● **REQUEST**
Omit the images, then print each record below exactly as it reads.

● **RECORDS SUPPLIED**

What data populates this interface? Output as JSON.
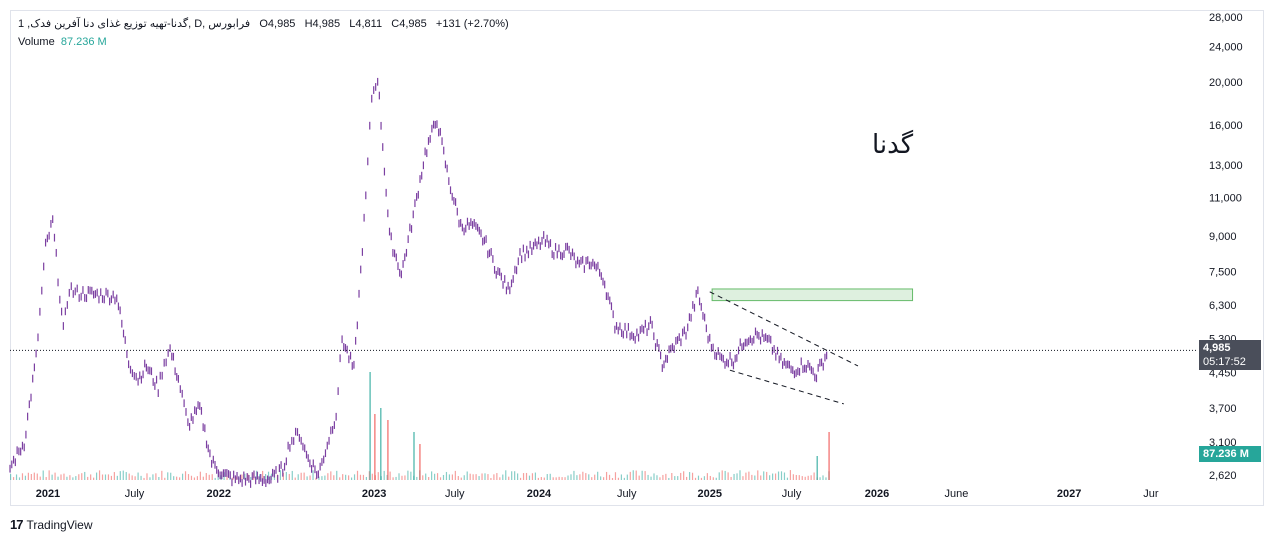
{
  "legend": {
    "symbol_line": "1 ,گدنا-تهیه توزیع غذای دنا آفرین فدک, D, فرابورس",
    "open": "O4,985",
    "high": "H4,985",
    "low": "L4,811",
    "close": "C4,985",
    "change": "+131 (+2.70%)",
    "volume_label": "Volume",
    "volume_value": "87.236 M"
  },
  "annotation_text": "گدنا",
  "price_badge": {
    "price": "4,985",
    "countdown": "05:17:52"
  },
  "volume_badge": "87.236 M",
  "brand": {
    "logo": "17",
    "name": "TradingView"
  },
  "colors": {
    "candle": "#7b3fa1",
    "vol_up": "#26a69a",
    "vol_down": "#ef5350",
    "rect_fill": "#c8e6c9",
    "rect_stroke": "#66bb6a"
  },
  "chart_data": {
    "type": "line",
    "title": "گدنا",
    "scale": "log",
    "ylim": [
      2550,
      29000
    ],
    "y_ticks": [
      "28,000",
      "24,000",
      "20,000",
      "16,000",
      "13,000",
      "11,000",
      "9,000",
      "7,500",
      "6,300",
      "5,300",
      "4,450",
      "3,700",
      "3,100",
      "2,620"
    ],
    "y_tick_values": [
      28000,
      24000,
      20000,
      16000,
      13000,
      11000,
      9000,
      7500,
      6300,
      5300,
      4450,
      3700,
      3100,
      2620
    ],
    "x_labels": [
      "2021",
      "July",
      "2022",
      "2023",
      "July",
      "2024",
      "July",
      "2025",
      "July",
      "2026",
      "June",
      "2027",
      "Jur"
    ],
    "x_label_bold": [
      true,
      false,
      true,
      true,
      false,
      true,
      false,
      true,
      false,
      true,
      false,
      true,
      false
    ],
    "x_label_pos": [
      0.032,
      0.105,
      0.176,
      0.307,
      0.375,
      0.446,
      0.52,
      0.59,
      0.659,
      0.731,
      0.798,
      0.893,
      0.962
    ],
    "series": [
      {
        "x": [
          0.0,
          0.012,
          0.022,
          0.03,
          0.036,
          0.045,
          0.05,
          0.055,
          0.06,
          0.09,
          0.1,
          0.108,
          0.115,
          0.125,
          0.13,
          0.135,
          0.142,
          0.15,
          0.16,
          0.17,
          0.18,
          0.19,
          0.2,
          0.21,
          0.22,
          0.23,
          0.236,
          0.244,
          0.25,
          0.26,
          0.275,
          0.28,
          0.29,
          0.3,
          0.305,
          0.31,
          0.32,
          0.33,
          0.34,
          0.35,
          0.36,
          0.37,
          0.38,
          0.39,
          0.4,
          0.41,
          0.42,
          0.43,
          0.44,
          0.45,
          0.46,
          0.47,
          0.48,
          0.49,
          0.5,
          0.51,
          0.52,
          0.53,
          0.54,
          0.55,
          0.56,
          0.57,
          0.58,
          0.59,
          0.6,
          0.61,
          0.62,
          0.63,
          0.64,
          0.65,
          0.66,
          0.67,
          0.68,
          0.69
        ],
        "y": [
          2720,
          3100,
          4800,
          8500,
          9700,
          5500,
          6900,
          6700,
          6700,
          6600,
          4700,
          4300,
          4600,
          4100,
          4700,
          5000,
          4300,
          3400,
          3700,
          2800,
          2620,
          2560,
          2560,
          2560,
          2560,
          2700,
          3100,
          3250,
          2900,
          2620,
          3600,
          5300,
          4500,
          11000,
          18500,
          20500,
          9000,
          7400,
          10000,
          13800,
          16500,
          12000,
          9500,
          9500,
          8800,
          7600,
          6800,
          8200,
          8400,
          8800,
          8300,
          8400,
          7700,
          7900,
          7300,
          5700,
          5500,
          5400,
          5700,
          4650,
          5100,
          5500,
          6700,
          5200,
          4750,
          4750,
          5300,
          5400,
          5200,
          4700,
          4500,
          4650,
          4400,
          4985
        ]
      }
    ],
    "volume": {
      "spikes_x": [
        0.303,
        0.307,
        0.312,
        0.318,
        0.34,
        0.345,
        0.68,
        0.69
      ],
      "spikes_v": [
        0.9,
        0.55,
        0.6,
        0.5,
        0.4,
        0.3,
        0.2,
        0.4
      ]
    },
    "trendlines": [
      {
        "x": [
          0.59,
          0.715
        ],
        "y": [
          6750,
          4600
        ]
      },
      {
        "x": [
          0.607,
          0.703
        ],
        "y": [
          4500,
          3780
        ]
      }
    ],
    "zone": {
      "x": [
        0.592,
        0.761
      ],
      "y": [
        6450,
        6850
      ]
    },
    "last_price": 4985
  }
}
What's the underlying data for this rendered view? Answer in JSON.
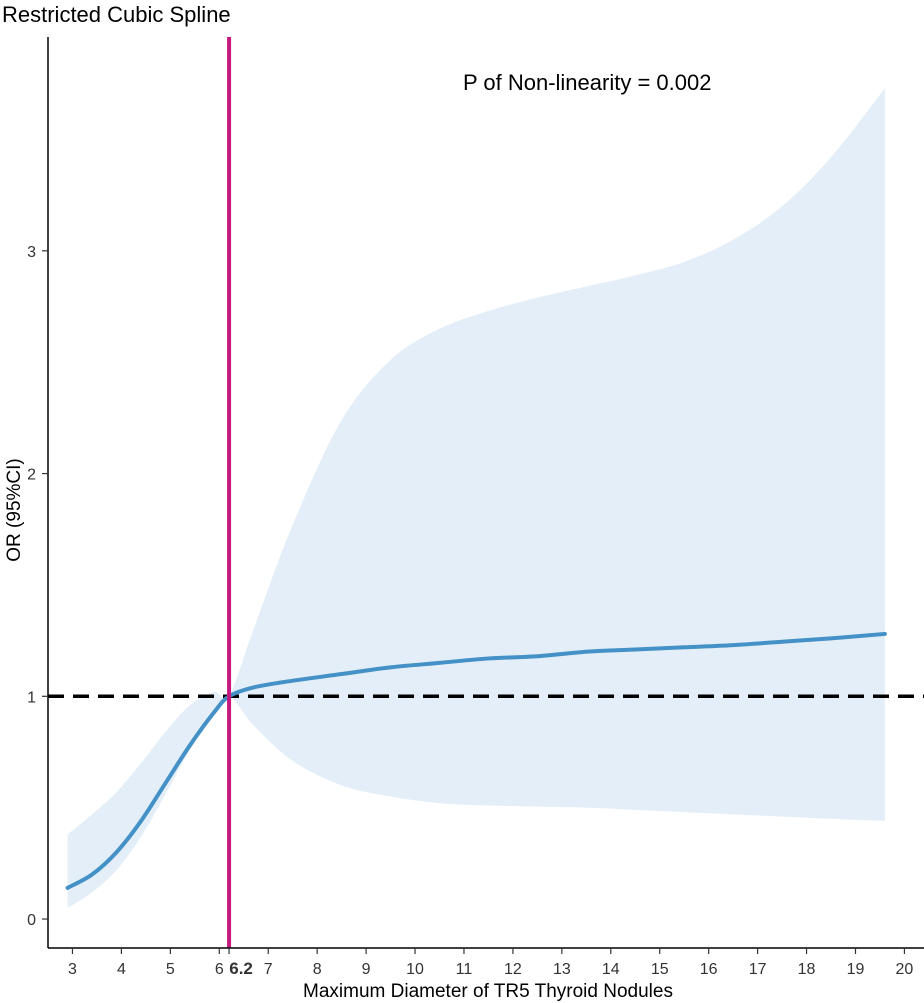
{
  "chart_data": {
    "type": "line",
    "title": "Restricted Cubic Spline",
    "annotation": "P of Non-linearity = 0.002",
    "xlabel": "Maximum Diameter of TR5 Thyroid Nodules",
    "ylabel": "OR (95%CI)",
    "xlim": [
      2.5,
      20.4
    ],
    "ylim": [
      -0.13,
      3.96
    ],
    "x_ticks": [
      3,
      4,
      5,
      6,
      7,
      8,
      9,
      10,
      11,
      12,
      13,
      14,
      15,
      16,
      17,
      18,
      19,
      20
    ],
    "y_ticks": [
      0,
      1,
      2,
      3
    ],
    "reference_x": 6.2,
    "reference_x_label": "6.2",
    "reference_y": 1,
    "grid": false,
    "colors": {
      "curve": "#4391c6",
      "ci_band": "#e3eef8",
      "vertical_line": "#c6197f",
      "reference_line": "#000000"
    },
    "series": [
      {
        "x": [
          2.9,
          3.4,
          3.9,
          4.4,
          4.9,
          5.4,
          5.9,
          6.2,
          6.7,
          7.5,
          8.5,
          9.5,
          10.5,
          11.5,
          12.5,
          13.5,
          14.5,
          15.5,
          16.5,
          17.5,
          18.5,
          19.6
        ],
        "y": [
          0.14,
          0.2,
          0.3,
          0.44,
          0.61,
          0.78,
          0.93,
          1.0,
          1.04,
          1.07,
          1.1,
          1.13,
          1.15,
          1.17,
          1.18,
          1.2,
          1.21,
          1.22,
          1.23,
          1.245,
          1.26,
          1.28
        ],
        "lower": [
          0.05,
          0.12,
          0.22,
          0.37,
          0.56,
          0.76,
          0.92,
          1.0,
          0.87,
          0.71,
          0.6,
          0.55,
          0.52,
          0.51,
          0.505,
          0.5,
          0.49,
          0.48,
          0.47,
          0.46,
          0.45,
          0.44
        ],
        "upper": [
          0.38,
          0.47,
          0.57,
          0.7,
          0.84,
          0.96,
          1.02,
          1.0,
          1.3,
          1.77,
          2.24,
          2.51,
          2.65,
          2.73,
          2.79,
          2.84,
          2.89,
          2.95,
          3.05,
          3.2,
          3.42,
          3.73
        ]
      }
    ]
  }
}
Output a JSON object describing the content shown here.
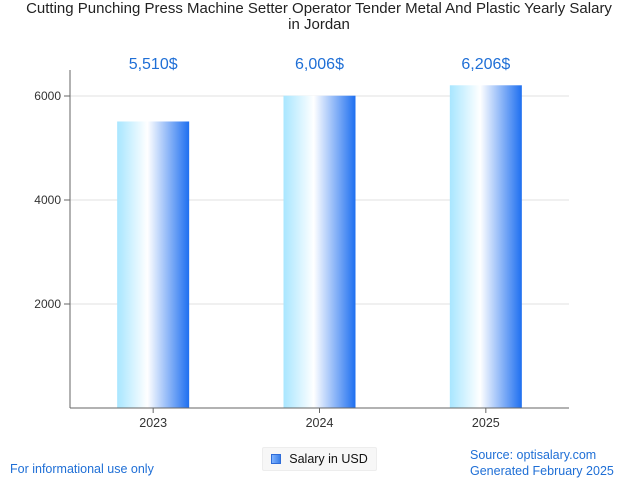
{
  "title_line1": "Cutting Punching Press Machine Setter Operator Tender Metal And Plastic Yearly Salary",
  "title_line2": "in Jordan",
  "footer": {
    "disclaimer": "For informational use only",
    "source": "Source: optisalary.com",
    "generated": "Generated February 2025"
  },
  "legend_label": "Salary in USD",
  "colors": {
    "label_blue": "#1f6fd6",
    "bar_light": "#a8e6ff",
    "bar_white": "#ffffff",
    "bar_dark": "#1e6ff0",
    "axis": "#666666",
    "grid": "#e0e0e0"
  },
  "chart_data": {
    "type": "bar",
    "categories": [
      "2023",
      "2024",
      "2025"
    ],
    "values": [
      5510,
      6006,
      6206
    ],
    "value_labels": [
      "5,510$",
      "6,006$",
      "6,206$"
    ],
    "series": [
      {
        "name": "Salary in USD",
        "values": [
          5510,
          6006,
          6206
        ]
      }
    ],
    "ylim": [
      0,
      6500
    ],
    "yticks": [
      2000,
      4000,
      6000
    ],
    "grid": true,
    "legend": "bottom-center"
  }
}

● **EXPECTED OUTPUT**
What data populates this interface? Output as JSON.
{
  "legend": {
    "symbol_line": "1 ,گدنا-تهیه توزیع غذای دنا آفرین فدک, D, فرابورس",
    "open": "O4,985",
    "high": "H4,985",
    "low": "L4,811",
    "close": "C4,985",
    "change": "+131 (+2.70%)",
    "volume_label": "Volume",
    "volume_value": "87.236 M"
  },
  "annotation_text": "گدنا",
  "price_badge": {
    "price": "4,985",
    "countdown": "05:17:52"
  },
  "volume_badge": "87.236 M",
  "brand": {
    "logo": "17",
    "name": "TradingView"
  },
  "colors": {
    "candle": "#7b3fa1",
    "vol_up": "#26a69a",
    "vol_down": "#ef5350",
    "rect_fill": "#c8e6c9",
    "rect_stroke": "#66bb6a"
  },
  "chart_data": {
    "type": "line",
    "title": "گدنا",
    "scale": "log",
    "ylim": [
      2550,
      29000
    ],
    "y_ticks": [
      "28,000",
      "24,000",
      "20,000",
      "16,000",
      "13,000",
      "11,000",
      "9,000",
      "7,500",
      "6,300",
      "5,300",
      "4,450",
      "3,700",
      "3,100",
      "2,620"
    ],
    "y_tick_values": [
      28000,
      24000,
      20000,
      16000,
      13000,
      11000,
      9000,
      7500,
      6300,
      5300,
      4450,
      3700,
      3100,
      2620
    ],
    "x_labels": [
      "2021",
      "July",
      "2022",
      "2023",
      "July",
      "2024",
      "July",
      "2025",
      "July",
      "2026",
      "June",
      "2027",
      "Jur"
    ],
    "x_label_bold": [
      true,
      false,
      true,
      true,
      false,
      true,
      false,
      true,
      false,
      true,
      false,
      true,
      false
    ],
    "x_label_pos": [
      0.032,
      0.105,
      0.176,
      0.307,
      0.375,
      0.446,
      0.52,
      0.59,
      0.659,
      0.731,
      0.798,
      0.893,
      0.962
    ],
    "series": [
      {
        "x": [
          0.0,
          0.012,
          0.022,
          0.03,
          0.036,
          0.045,
          0.05,
          0.055,
          0.06,
          0.09,
          0.1,
          0.108,
          0.115,
          0.125,
          0.13,
          0.135,
          0.142,
          0.15,
          0.16,
          0.17,
          0.18,
          0.19,
          0.2,
          0.21,
          0.22,
          0.23,
          0.236,
          0.244,
          0.25,
          0.26,
          0.275,
          0.28,
          0.29,
          0.3,
          0.305,
          0.31,
          0.32,
          0.33,
          0.34,
          0.35,
          0.36,
          0.37,
          0.38,
          0.39,
          0.4,
          0.41,
          0.42,
          0.43,
          0.44,
          0.45,
          0.46,
          0.47,
          0.48,
          0.49,
          0.5,
          0.51,
          0.52,
          0.53,
          0.54,
          0.55,
          0.56,
          0.57,
          0.58,
          0.59,
          0.6,
          0.61,
          0.62,
          0.63,
          0.64,
          0.65,
          0.66,
          0.67,
          0.68,
          0.69
        ],
        "y": [
          2720,
          3100,
          4800,
          8500,
          9700,
          5500,
          6900,
          6700,
          6700,
          6600,
          4700,
          4300,
          4600,
          4100,
          4700,
          5000,
          4300,
          3400,
          3700,
          2800,
          2620,
          2560,
          2560,
          2560,
          2560,
          2700,
          3100,
          3250,
          2900,
          2620,
          3600,
          5300,
          4500,
          11000,
          18500,
          20500,
          9000,
          7400,
          10000,
          13800,
          16500,
          12000,
          9500,
          9500,
          8800,
          7600,
          6800,
          8200,
          8400,
          8800,
          8300,
          8400,
          7700,
          7900,
          7300,
          5700,
          5500,
          5400,
          5700,
          4650,
          5100,
          5500,
          6700,
          5200,
          4750,
          4750,
          5300,
          5400,
          5200,
          4700,
          4500,
          4650,
          4400,
          4985
        ]
      }
    ],
    "volume": {
      "spikes_x": [
        0.303,
        0.307,
        0.312,
        0.318,
        0.34,
        0.345,
        0.68,
        0.69
      ],
      "spikes_v": [
        0.9,
        0.55,
        0.6,
        0.5,
        0.4,
        0.3,
        0.2,
        0.4
      ]
    },
    "trendlines": [
      {
        "x": [
          0.59,
          0.715
        ],
        "y": [
          6750,
          4600
        ]
      },
      {
        "x": [
          0.607,
          0.703
        ],
        "y": [
          4500,
          3780
        ]
      }
    ],
    "zone": {
      "x": [
        0.592,
        0.761
      ],
      "y": [
        6450,
        6850
      ]
    },
    "last_price": 4985
  }
}
What's the underlying data for this rendered view? Answer in JSON.
{
  "chart_data": {
    "type": "line",
    "title": "Restricted Cubic Spline",
    "annotation": "P of Non-linearity = 0.002",
    "xlabel": "Maximum Diameter of TR5 Thyroid Nodules",
    "ylabel": "OR (95%CI)",
    "xlim": [
      2.5,
      20.4
    ],
    "ylim": [
      -0.13,
      3.96
    ],
    "x_ticks": [
      3,
      4,
      5,
      6,
      7,
      8,
      9,
      10,
      11,
      12,
      13,
      14,
      15,
      16,
      17,
      18,
      19,
      20
    ],
    "y_ticks": [
      0,
      1,
      2,
      3
    ],
    "reference_x": 6.2,
    "reference_x_label": "6.2",
    "reference_y": 1,
    "grid": false,
    "colors": {
      "curve": "#4391c6",
      "ci_band": "#e3eef8",
      "vertical_line": "#c6197f",
      "reference_line": "#000000"
    },
    "series": [
      {
        "x": [
          2.9,
          3.4,
          3.9,
          4.4,
          4.9,
          5.4,
          5.9,
          6.2,
          6.7,
          7.5,
          8.5,
          9.5,
          10.5,
          11.5,
          12.5,
          13.5,
          14.5,
          15.5,
          16.5,
          17.5,
          18.5,
          19.6
        ],
        "y": [
          0.14,
          0.2,
          0.3,
          0.44,
          0.61,
          0.78,
          0.93,
          1.0,
          1.04,
          1.07,
          1.1,
          1.13,
          1.15,
          1.17,
          1.18,
          1.2,
          1.21,
          1.22,
          1.23,
          1.245,
          1.26,
          1.28
        ],
        "lower": [
          0.05,
          0.12,
          0.22,
          0.37,
          0.56,
          0.76,
          0.92,
          1.0,
          0.87,
          0.71,
          0.6,
          0.55,
          0.52,
          0.51,
          0.505,
          0.5,
          0.49,
          0.48,
          0.47,
          0.46,
          0.45,
          0.44
        ],
        "upper": [
          0.38,
          0.47,
          0.57,
          0.7,
          0.84,
          0.96,
          1.02,
          1.0,
          1.3,
          1.77,
          2.24,
          2.51,
          2.65,
          2.73,
          2.79,
          2.84,
          2.89,
          2.95,
          3.05,
          3.2,
          3.42,
          3.73
        ]
      }
    ]
  }
}
Output a JSON object describing the content shown here.
{
  "title_line1": "Cutting Punching Press Machine Setter Operator Tender Metal And Plastic Yearly Salary",
  "title_line2": "in Jordan",
  "footer": {
    "disclaimer": "For informational use only",
    "source": "Source: optisalary.com",
    "generated": "Generated February 2025"
  },
  "legend_label": "Salary in USD",
  "colors": {
    "label_blue": "#1f6fd6",
    "bar_light": "#a8e6ff",
    "bar_white": "#ffffff",
    "bar_dark": "#1e6ff0",
    "axis": "#666666",
    "grid": "#e0e0e0"
  },
  "chart_data": {
    "type": "bar",
    "categories": [
      "2023",
      "2024",
      "2025"
    ],
    "values": [
      5510,
      6006,
      6206
    ],
    "value_labels": [
      "5,510$",
      "6,006$",
      "6,206$"
    ],
    "series": [
      {
        "name": "Salary in USD",
        "values": [
          5510,
          6006,
          6206
        ]
      }
    ],
    "ylim": [
      0,
      6500
    ],
    "yticks": [
      2000,
      4000,
      6000
    ],
    "grid": true,
    "legend": "bottom-center"
  }
}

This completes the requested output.